Stated exercise
Every line below that mentions the word "xlabel" should be copied out.

Input material
# # #

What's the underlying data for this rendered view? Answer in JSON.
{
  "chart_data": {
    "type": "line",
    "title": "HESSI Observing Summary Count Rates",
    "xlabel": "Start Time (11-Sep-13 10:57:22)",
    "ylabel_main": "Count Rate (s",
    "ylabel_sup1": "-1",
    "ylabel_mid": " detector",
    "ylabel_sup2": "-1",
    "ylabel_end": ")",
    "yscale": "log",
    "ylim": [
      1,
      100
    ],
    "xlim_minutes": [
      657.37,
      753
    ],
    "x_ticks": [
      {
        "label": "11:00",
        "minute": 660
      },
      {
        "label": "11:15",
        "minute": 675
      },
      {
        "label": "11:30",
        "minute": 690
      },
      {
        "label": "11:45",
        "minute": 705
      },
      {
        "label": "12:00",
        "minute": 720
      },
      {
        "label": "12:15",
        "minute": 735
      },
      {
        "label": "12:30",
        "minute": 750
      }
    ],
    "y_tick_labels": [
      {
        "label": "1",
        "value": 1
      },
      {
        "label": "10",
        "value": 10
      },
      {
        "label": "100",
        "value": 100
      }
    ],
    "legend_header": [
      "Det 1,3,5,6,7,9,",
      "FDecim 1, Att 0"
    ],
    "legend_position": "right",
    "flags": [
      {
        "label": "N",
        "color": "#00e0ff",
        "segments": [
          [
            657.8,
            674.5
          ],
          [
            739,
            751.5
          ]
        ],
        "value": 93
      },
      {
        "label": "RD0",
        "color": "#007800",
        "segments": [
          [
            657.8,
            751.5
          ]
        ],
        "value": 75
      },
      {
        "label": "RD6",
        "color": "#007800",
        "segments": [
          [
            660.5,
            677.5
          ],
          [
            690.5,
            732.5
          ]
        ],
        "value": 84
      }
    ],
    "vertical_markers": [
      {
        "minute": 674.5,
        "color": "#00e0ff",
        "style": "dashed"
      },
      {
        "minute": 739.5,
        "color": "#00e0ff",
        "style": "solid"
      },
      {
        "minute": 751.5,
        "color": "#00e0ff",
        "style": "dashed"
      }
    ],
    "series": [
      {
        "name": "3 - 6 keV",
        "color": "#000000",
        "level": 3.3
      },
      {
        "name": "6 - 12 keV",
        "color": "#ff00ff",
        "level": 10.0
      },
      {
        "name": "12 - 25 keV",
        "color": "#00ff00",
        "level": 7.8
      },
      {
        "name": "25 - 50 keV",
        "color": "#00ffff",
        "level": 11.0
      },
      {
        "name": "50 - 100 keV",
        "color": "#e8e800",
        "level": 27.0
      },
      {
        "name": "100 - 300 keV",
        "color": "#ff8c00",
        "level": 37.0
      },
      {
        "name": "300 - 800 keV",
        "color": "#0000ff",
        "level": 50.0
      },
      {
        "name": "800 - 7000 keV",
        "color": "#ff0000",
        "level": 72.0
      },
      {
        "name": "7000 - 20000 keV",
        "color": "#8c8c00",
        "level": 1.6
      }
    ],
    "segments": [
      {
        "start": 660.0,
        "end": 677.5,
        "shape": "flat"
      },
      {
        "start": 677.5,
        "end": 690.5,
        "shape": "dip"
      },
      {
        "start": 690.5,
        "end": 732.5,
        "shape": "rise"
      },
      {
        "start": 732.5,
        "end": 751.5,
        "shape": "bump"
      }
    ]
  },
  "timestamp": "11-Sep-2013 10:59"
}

# # #

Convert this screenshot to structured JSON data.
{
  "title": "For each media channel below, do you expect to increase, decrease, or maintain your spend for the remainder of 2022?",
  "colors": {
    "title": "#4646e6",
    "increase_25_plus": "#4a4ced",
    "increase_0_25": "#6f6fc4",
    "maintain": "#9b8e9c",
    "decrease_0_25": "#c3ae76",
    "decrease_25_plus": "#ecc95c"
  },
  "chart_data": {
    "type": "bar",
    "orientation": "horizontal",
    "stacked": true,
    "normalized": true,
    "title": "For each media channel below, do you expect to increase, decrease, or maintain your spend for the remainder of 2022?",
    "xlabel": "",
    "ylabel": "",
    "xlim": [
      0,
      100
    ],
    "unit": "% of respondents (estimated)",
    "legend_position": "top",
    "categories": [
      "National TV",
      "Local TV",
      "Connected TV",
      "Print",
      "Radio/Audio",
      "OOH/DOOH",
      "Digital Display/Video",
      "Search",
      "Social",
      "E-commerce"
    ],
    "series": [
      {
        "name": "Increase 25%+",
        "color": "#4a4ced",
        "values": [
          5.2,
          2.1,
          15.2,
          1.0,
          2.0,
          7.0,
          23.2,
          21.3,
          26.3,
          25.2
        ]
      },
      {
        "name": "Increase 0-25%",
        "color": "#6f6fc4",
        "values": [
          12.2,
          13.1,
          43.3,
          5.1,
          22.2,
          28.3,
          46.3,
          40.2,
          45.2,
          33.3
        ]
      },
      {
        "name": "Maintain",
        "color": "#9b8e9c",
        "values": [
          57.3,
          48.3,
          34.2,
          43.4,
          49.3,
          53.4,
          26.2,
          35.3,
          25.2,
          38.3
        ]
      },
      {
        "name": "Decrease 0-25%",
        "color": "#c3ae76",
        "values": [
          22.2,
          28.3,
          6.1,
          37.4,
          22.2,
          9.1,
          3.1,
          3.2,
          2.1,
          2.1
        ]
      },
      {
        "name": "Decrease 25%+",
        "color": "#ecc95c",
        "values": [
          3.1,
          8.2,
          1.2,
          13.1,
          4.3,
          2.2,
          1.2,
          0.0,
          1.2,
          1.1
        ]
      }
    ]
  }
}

# # #

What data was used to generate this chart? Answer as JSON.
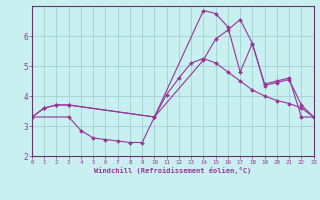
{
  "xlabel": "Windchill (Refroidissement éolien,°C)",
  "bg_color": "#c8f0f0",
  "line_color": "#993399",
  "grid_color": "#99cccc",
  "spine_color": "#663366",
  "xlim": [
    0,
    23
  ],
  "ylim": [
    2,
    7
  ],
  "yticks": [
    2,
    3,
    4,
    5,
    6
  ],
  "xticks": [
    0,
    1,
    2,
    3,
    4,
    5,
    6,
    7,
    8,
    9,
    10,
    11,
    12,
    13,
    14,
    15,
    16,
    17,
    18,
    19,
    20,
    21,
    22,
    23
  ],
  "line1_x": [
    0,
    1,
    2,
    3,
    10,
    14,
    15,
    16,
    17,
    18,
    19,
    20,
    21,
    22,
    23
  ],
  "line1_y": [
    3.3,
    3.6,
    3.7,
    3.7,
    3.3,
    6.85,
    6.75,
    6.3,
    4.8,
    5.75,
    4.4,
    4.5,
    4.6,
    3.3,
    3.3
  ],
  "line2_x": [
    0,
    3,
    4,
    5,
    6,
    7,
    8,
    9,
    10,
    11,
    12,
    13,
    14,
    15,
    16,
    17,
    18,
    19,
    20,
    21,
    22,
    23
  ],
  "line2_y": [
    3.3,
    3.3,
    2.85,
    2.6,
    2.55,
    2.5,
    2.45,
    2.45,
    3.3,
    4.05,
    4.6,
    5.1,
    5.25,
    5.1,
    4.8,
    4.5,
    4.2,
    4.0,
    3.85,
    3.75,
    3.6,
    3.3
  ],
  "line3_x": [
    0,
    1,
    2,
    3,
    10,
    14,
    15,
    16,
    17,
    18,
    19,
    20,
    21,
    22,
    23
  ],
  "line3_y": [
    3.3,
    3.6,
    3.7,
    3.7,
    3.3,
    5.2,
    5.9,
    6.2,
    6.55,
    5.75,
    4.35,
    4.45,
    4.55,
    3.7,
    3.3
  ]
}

# # #

Full answer
    "xlabel": "Start Time (11-Sep-13 10:57:22)",
    "xlabel": "",
  "xlabel": "Windchill (Refroidissement éolien,°C)",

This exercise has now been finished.